[start of RECORDS TO PROCESS]
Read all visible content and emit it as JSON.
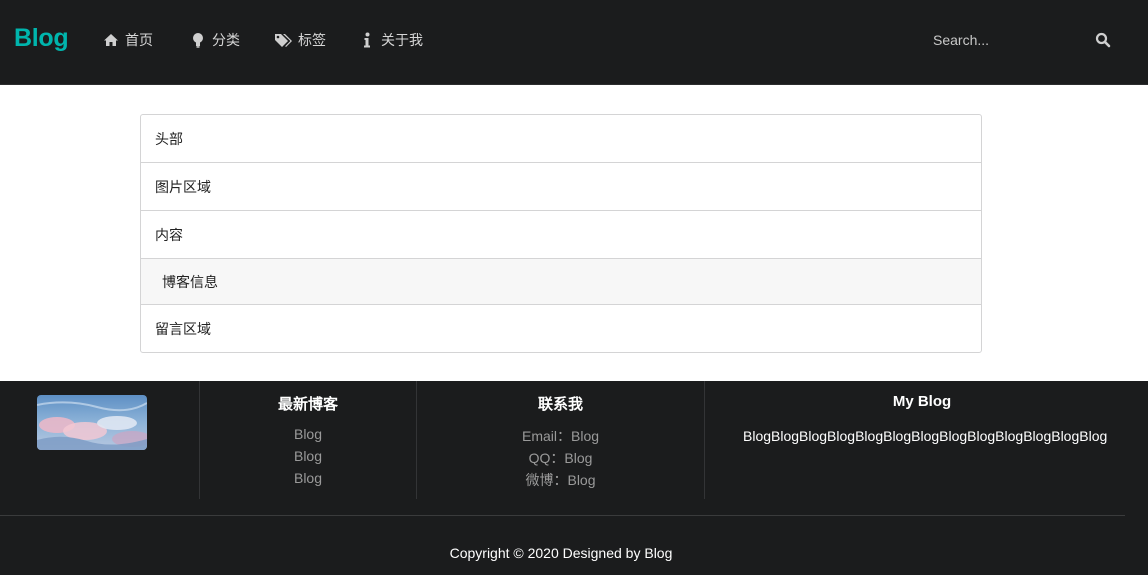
{
  "header": {
    "brand": "Blog",
    "nav": [
      {
        "label": "首页",
        "icon": "home-icon"
      },
      {
        "label": "分类",
        "icon": "lightbulb-icon"
      },
      {
        "label": "标签",
        "icon": "tags-icon"
      },
      {
        "label": "关于我",
        "icon": "info-icon"
      }
    ],
    "search": {
      "placeholder": "Search...",
      "icon": "search-icon"
    }
  },
  "sections": [
    {
      "label": "头部"
    },
    {
      "label": "图片区域"
    },
    {
      "label": "内容"
    },
    {
      "label": "博客信息"
    },
    {
      "label": "留言区域"
    }
  ],
  "footer": {
    "image": "landscape-thumbnail",
    "latest": {
      "title": "最新博客",
      "items": [
        "Blog",
        "Blog",
        "Blog"
      ]
    },
    "contact": {
      "title": "联系我",
      "items": [
        "Email：Blog",
        "QQ：Blog",
        "微博：Blog"
      ]
    },
    "about": {
      "title": "My Blog",
      "text": "BlogBlogBlogBlogBlogBlogBlogBlogBlogBlogBlogBlogBlog"
    },
    "copyright": "Copyright © 2020 Designed by Blog"
  },
  "colors": {
    "brand": "#00b5ad",
    "dark": "#1b1c1d"
  }
}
[end of RECORDS TO PROCESS]
[DESCRIPTION OF THE TASK]:
Will you restate every entry word for word and omit the images?

[EXERCISE OUTPUT]:
Read all visible content and emit it as JSON.
{
  "header": {
    "brand": "Blog",
    "nav": [
      {
        "label": "首页",
        "icon": "home-icon"
      },
      {
        "label": "分类",
        "icon": "lightbulb-icon"
      },
      {
        "label": "标签",
        "icon": "tags-icon"
      },
      {
        "label": "关于我",
        "icon": "info-icon"
      }
    ],
    "search": {
      "placeholder": "Search...",
      "icon": "search-icon"
    }
  },
  "sections": [
    {
      "label": "头部"
    },
    {
      "label": "图片区域"
    },
    {
      "label": "内容"
    },
    {
      "label": "博客信息"
    },
    {
      "label": "留言区域"
    }
  ],
  "footer": {
    "image": "landscape-thumbnail",
    "latest": {
      "title": "最新博客",
      "items": [
        "Blog",
        "Blog",
        "Blog"
      ]
    },
    "contact": {
      "title": "联系我",
      "items": [
        "Email：Blog",
        "QQ：Blog",
        "微博：Blog"
      ]
    },
    "about": {
      "title": "My Blog",
      "text": "BlogBlogBlogBlogBlogBlogBlogBlogBlogBlogBlogBlogBlog"
    },
    "copyright": "Copyright © 2020 Designed by Blog"
  },
  "colors": {
    "brand": "#00b5ad",
    "dark": "#1b1c1d"
  }
}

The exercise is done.